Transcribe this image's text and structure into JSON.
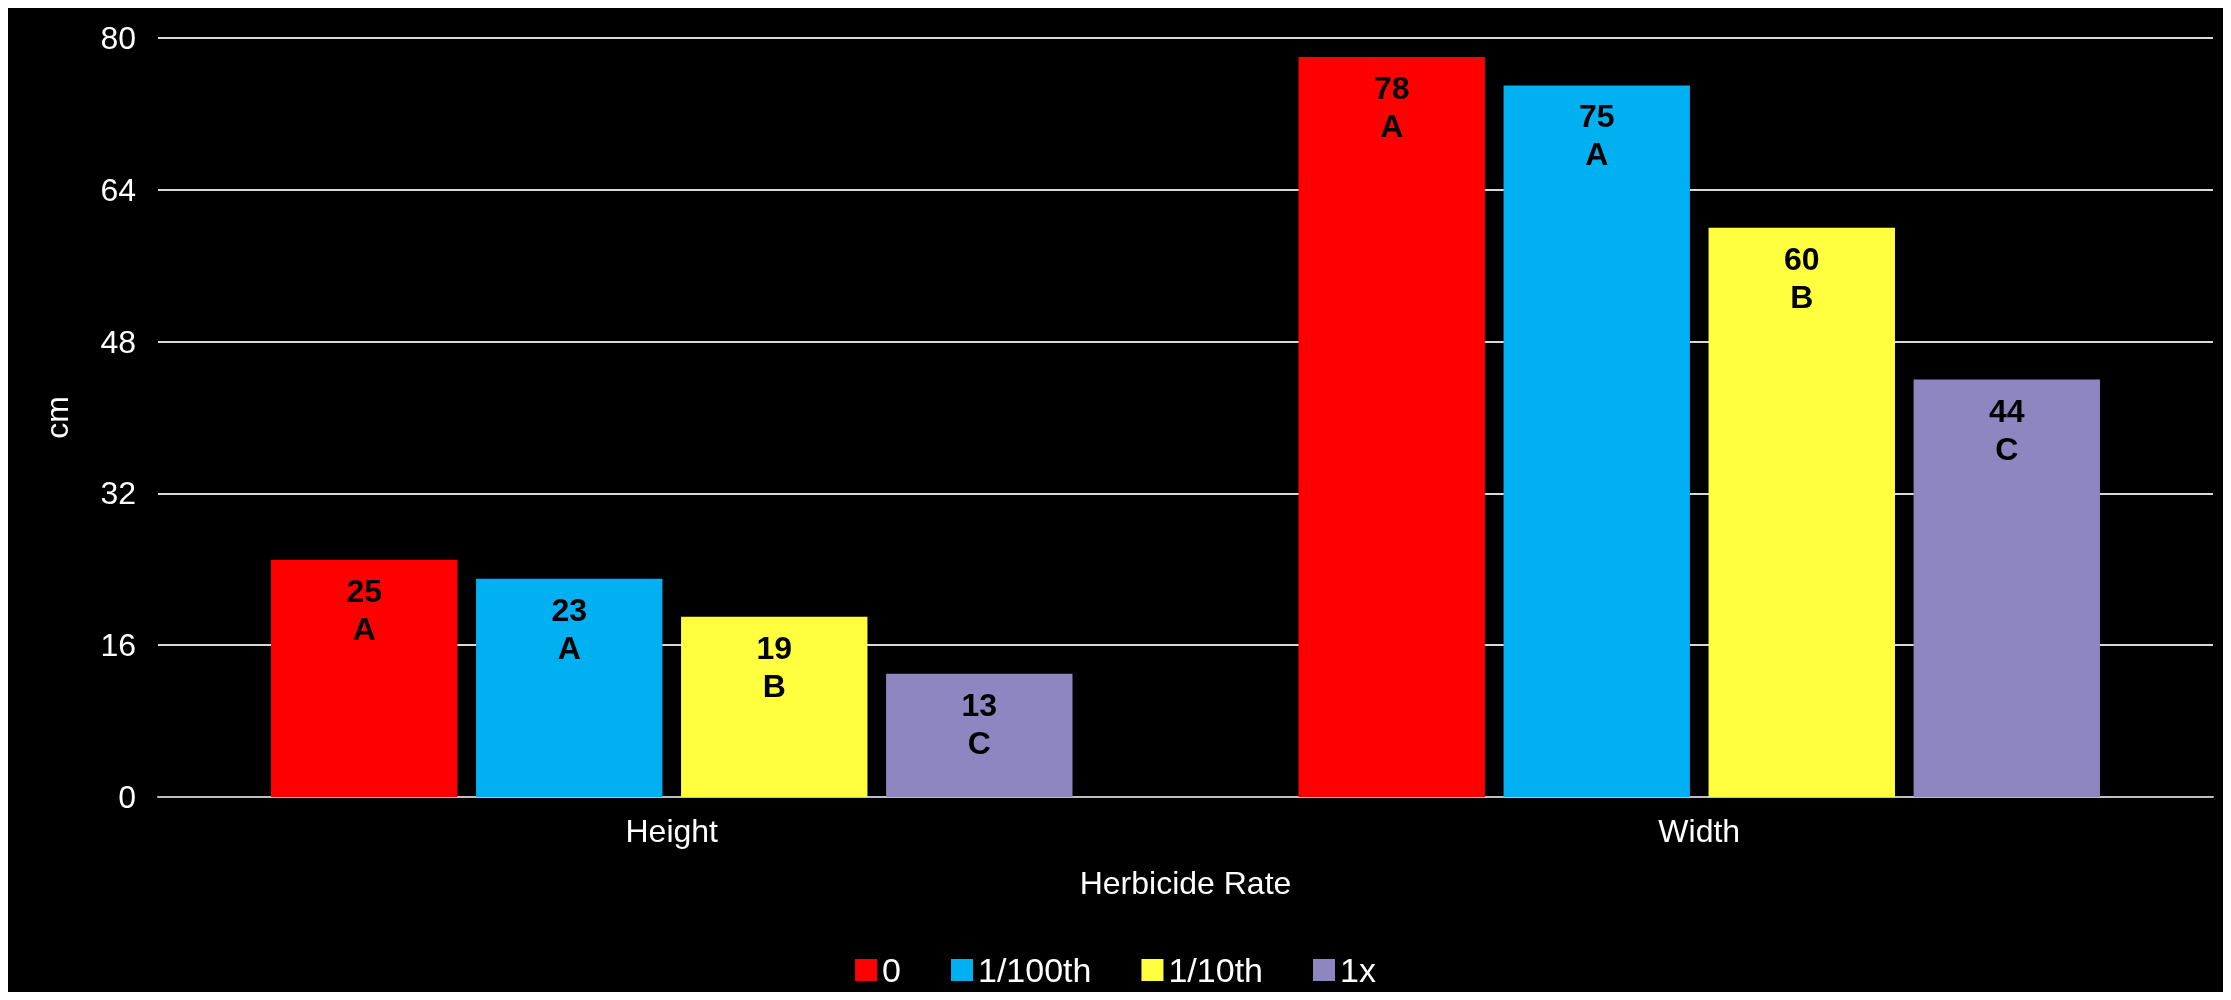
{
  "chart_data": {
    "type": "bar",
    "xlabel": "Herbicide Rate",
    "ylabel": "cm",
    "categories": [
      "Height",
      "Width"
    ],
    "series": [
      {
        "name": "0",
        "color": "#ff0000",
        "values": [
          25,
          78
        ],
        "value_labels": [
          "25\nA",
          "78\nA"
        ]
      },
      {
        "name": "1/100th",
        "color": "#00b0f0",
        "values": [
          23,
          75
        ],
        "value_labels": [
          "23\nA",
          "75\nA"
        ]
      },
      {
        "name": "1/10th",
        "color": "#ffff40",
        "values": [
          19,
          60
        ],
        "value_labels": [
          "19\nB",
          "60\nB"
        ]
      },
      {
        "name": "1x",
        "color": "#8e86c0",
        "values": [
          13,
          44
        ],
        "value_labels": [
          "13\nC",
          "44\nC"
        ]
      }
    ],
    "ylim": [
      0,
      80
    ],
    "yticks": [
      0,
      16,
      32,
      48,
      64,
      80
    ],
    "grid": "y",
    "legend": "bottom"
  }
}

········

» **What needs to be done**:
Report how many lines in the data contain the word "color", with no words besides the number.

» **Exercise answer**:
4